> _Work instructions_: Using the material that follows, identify and copy each line with the string "Valve".

> _Task material_:
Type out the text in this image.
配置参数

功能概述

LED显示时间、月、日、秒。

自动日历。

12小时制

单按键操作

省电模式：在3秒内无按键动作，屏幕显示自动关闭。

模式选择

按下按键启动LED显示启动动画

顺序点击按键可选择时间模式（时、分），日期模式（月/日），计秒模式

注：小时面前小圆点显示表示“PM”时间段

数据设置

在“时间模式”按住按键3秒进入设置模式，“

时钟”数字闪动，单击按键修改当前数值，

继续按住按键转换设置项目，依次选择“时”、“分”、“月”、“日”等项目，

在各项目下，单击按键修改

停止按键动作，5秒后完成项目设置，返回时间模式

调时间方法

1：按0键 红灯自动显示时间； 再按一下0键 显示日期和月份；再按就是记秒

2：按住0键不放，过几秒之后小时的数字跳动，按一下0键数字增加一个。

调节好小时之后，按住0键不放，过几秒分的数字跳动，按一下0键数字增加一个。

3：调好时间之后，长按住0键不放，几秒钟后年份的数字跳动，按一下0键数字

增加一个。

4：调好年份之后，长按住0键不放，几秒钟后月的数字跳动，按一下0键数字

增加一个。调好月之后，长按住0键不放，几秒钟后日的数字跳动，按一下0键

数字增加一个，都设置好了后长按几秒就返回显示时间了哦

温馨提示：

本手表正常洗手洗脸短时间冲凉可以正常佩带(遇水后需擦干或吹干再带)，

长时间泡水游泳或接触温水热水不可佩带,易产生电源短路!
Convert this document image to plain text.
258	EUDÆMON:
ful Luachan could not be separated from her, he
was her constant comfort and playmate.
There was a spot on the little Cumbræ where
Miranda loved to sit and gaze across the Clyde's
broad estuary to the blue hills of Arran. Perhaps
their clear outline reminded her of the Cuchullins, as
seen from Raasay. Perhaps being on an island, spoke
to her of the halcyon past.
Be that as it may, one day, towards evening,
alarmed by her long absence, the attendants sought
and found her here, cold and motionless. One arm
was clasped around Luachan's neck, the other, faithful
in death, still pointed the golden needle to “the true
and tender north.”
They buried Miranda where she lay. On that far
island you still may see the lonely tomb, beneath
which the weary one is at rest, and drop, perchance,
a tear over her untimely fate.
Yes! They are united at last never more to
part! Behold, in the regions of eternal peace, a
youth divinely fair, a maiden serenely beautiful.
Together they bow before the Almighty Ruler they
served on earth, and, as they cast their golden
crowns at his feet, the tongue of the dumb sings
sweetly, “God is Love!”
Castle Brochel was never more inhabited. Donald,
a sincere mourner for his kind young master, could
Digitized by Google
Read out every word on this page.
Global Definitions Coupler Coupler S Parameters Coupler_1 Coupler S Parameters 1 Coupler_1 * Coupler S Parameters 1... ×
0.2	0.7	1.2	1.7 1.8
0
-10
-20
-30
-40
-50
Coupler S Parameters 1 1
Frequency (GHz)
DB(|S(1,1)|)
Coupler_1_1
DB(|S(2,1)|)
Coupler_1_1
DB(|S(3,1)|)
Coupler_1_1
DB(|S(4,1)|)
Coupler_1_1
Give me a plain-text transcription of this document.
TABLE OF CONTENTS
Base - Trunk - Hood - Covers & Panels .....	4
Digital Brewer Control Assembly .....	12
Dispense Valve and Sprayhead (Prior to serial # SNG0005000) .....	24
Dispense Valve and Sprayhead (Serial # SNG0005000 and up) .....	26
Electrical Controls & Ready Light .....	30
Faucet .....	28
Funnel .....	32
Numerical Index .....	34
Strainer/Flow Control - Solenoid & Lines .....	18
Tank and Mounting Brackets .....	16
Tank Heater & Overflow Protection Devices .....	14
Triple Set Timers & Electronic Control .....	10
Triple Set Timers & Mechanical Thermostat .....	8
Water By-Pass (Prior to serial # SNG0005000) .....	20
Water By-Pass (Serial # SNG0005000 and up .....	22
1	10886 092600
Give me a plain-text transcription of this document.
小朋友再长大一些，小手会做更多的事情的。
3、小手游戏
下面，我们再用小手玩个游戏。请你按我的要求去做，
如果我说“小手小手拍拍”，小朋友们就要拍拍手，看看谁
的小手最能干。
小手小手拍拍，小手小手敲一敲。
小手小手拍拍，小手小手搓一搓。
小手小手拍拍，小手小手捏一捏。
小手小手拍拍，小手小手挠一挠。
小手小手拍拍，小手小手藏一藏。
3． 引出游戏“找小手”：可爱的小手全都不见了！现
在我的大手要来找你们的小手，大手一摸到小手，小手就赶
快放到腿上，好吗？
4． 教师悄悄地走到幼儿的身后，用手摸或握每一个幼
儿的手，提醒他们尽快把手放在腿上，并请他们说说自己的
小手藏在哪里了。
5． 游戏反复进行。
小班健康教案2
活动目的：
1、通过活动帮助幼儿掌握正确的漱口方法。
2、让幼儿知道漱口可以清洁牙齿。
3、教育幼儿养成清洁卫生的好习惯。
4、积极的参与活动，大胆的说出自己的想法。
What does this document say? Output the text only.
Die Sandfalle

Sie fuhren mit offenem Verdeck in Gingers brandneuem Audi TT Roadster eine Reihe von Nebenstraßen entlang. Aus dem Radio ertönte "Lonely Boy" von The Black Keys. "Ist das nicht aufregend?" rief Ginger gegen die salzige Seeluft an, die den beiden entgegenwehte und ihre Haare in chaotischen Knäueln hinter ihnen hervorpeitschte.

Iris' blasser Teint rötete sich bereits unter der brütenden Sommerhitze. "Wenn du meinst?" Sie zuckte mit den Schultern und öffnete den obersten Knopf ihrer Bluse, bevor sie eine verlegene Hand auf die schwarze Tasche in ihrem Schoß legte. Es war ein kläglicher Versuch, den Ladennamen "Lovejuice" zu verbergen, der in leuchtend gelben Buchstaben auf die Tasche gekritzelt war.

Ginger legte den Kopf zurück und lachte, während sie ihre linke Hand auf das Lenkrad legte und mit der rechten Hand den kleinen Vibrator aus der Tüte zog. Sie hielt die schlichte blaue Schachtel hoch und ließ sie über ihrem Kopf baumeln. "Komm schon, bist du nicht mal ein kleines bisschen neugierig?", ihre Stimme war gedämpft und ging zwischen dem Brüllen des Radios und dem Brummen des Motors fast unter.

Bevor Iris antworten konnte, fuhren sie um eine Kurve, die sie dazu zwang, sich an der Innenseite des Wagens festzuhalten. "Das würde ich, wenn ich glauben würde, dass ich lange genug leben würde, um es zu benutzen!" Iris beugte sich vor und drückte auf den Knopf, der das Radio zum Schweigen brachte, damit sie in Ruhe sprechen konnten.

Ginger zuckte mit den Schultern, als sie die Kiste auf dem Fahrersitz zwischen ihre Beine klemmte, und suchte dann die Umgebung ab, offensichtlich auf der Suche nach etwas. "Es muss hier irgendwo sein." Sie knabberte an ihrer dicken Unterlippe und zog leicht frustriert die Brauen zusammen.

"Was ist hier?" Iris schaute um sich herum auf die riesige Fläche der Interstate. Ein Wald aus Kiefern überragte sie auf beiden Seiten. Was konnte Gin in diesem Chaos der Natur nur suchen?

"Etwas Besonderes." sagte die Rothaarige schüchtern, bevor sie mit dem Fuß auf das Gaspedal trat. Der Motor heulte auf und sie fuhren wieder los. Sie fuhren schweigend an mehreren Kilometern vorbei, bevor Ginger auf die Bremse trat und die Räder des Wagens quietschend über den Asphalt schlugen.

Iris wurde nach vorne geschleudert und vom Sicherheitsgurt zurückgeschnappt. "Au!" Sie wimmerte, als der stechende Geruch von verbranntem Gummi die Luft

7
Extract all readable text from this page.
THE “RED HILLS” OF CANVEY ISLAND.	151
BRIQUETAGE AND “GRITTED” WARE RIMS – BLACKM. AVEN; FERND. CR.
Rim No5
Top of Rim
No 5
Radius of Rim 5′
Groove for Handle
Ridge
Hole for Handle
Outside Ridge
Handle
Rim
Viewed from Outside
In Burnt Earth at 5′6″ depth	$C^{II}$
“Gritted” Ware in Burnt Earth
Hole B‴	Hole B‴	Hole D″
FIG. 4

> _Exercise response_:
Dispense Valve and Sprayhead (Prior to serial # SNG0005000) .....	24
Dispense Valve and Sprayhead (Serial # SNG0005000 and up) .....	26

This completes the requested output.